Items listed in a dataset
============================================================

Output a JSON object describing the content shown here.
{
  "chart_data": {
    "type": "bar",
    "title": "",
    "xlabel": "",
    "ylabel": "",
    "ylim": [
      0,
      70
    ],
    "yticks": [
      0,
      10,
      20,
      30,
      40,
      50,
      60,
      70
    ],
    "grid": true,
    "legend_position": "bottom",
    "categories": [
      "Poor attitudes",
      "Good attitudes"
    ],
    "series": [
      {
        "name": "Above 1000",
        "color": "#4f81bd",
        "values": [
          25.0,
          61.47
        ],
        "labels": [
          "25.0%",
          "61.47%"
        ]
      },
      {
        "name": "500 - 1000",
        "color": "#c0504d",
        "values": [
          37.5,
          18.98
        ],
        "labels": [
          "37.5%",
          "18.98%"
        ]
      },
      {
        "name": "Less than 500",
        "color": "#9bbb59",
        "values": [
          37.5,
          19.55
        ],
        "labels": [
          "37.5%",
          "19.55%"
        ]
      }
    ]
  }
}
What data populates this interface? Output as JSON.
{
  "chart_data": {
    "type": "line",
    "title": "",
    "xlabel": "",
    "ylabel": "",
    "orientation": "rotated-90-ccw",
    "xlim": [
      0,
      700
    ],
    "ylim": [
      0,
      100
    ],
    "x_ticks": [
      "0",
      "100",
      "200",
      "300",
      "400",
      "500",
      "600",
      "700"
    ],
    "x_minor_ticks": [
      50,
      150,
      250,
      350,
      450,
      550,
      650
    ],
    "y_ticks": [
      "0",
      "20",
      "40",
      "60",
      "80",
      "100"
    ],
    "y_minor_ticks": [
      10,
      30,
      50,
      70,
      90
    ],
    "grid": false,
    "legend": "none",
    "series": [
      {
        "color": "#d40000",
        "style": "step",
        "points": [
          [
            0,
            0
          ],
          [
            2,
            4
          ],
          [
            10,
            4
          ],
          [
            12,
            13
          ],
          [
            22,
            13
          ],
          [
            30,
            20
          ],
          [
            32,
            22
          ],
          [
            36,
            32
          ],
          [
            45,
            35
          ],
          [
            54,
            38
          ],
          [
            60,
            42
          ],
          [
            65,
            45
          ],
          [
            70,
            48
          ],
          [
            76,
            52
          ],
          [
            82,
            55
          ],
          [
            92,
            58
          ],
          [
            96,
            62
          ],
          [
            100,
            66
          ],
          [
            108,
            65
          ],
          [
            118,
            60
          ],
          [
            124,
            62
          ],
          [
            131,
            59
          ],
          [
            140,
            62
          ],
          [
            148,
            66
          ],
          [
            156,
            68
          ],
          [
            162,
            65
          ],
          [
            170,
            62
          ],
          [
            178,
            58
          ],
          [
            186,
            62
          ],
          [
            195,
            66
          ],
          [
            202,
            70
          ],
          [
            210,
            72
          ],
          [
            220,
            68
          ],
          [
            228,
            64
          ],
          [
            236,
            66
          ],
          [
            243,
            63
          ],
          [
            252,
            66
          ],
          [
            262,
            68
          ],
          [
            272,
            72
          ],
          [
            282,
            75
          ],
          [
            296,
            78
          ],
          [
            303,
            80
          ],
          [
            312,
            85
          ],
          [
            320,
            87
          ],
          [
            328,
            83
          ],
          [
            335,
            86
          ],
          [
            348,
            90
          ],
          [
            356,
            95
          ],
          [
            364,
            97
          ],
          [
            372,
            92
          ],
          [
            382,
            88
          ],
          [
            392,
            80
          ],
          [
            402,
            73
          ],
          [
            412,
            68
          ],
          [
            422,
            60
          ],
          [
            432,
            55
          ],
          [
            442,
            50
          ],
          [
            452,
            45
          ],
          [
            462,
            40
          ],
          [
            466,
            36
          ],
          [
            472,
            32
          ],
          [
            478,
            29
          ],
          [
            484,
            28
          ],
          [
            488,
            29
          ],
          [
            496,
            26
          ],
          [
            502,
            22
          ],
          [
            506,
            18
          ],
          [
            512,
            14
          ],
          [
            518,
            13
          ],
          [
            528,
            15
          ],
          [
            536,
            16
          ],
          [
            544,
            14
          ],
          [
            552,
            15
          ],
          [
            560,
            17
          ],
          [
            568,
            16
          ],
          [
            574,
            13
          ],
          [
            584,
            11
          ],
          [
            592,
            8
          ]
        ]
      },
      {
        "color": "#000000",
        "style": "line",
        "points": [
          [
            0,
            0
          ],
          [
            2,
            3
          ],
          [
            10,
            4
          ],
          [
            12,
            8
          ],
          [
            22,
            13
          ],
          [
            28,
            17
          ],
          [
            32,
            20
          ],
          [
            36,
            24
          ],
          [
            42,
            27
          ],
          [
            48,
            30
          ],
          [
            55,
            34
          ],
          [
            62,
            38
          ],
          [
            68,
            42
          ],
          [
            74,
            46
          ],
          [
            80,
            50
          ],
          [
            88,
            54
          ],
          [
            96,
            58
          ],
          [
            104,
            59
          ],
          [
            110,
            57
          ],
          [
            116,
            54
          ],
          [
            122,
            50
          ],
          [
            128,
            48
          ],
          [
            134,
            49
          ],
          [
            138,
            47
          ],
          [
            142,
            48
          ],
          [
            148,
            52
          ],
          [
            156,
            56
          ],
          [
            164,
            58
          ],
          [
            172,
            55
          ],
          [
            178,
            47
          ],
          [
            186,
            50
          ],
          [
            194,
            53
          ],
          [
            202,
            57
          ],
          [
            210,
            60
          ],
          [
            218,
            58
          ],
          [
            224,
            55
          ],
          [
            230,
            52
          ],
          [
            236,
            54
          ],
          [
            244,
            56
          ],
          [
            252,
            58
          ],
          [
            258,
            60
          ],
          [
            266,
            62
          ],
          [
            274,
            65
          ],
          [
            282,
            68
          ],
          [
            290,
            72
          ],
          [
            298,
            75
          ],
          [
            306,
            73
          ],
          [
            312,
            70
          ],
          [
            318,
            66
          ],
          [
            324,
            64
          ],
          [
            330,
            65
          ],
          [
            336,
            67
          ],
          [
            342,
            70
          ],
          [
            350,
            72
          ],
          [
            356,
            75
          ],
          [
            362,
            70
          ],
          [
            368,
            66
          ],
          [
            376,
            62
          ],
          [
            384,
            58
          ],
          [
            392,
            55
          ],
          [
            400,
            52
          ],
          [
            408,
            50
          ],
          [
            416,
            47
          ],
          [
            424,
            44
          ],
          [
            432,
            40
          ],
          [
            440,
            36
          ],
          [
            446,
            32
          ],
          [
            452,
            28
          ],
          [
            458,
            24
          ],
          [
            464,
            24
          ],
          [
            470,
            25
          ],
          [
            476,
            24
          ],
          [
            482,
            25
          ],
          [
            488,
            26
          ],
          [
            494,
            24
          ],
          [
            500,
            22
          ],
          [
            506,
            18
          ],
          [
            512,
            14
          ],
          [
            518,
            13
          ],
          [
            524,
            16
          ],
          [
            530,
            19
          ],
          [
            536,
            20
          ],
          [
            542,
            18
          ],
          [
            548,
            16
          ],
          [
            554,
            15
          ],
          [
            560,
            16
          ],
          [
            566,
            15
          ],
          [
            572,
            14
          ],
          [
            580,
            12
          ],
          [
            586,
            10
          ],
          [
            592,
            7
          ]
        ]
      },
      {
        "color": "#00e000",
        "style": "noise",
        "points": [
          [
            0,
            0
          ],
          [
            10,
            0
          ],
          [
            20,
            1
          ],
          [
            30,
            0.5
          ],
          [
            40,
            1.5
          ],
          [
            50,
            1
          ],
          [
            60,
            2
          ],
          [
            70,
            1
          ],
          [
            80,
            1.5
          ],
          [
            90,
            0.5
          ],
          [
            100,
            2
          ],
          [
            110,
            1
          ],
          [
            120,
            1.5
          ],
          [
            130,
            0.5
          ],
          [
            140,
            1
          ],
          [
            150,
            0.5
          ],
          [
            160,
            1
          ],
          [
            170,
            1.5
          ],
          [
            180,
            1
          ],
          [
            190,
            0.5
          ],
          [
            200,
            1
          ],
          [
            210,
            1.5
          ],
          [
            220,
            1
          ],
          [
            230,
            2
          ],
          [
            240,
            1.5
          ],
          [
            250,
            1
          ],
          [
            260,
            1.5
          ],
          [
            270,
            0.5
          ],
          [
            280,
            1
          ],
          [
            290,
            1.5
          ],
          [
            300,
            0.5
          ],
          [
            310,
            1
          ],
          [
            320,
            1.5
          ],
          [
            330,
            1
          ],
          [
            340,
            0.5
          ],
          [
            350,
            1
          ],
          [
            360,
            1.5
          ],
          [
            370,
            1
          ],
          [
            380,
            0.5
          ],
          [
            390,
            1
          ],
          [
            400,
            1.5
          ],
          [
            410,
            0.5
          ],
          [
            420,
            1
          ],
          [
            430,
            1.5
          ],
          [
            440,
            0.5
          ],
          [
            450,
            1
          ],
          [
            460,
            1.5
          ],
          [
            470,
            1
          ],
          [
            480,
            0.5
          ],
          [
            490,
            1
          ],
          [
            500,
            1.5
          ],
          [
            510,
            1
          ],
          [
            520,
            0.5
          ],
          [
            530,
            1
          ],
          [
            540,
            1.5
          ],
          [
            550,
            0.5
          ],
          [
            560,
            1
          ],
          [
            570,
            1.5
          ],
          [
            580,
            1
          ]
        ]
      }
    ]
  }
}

============================================================

• _Problem statement_: State how many lines of the material contain the string "Output", with no other words.

• _Answer in full_: 2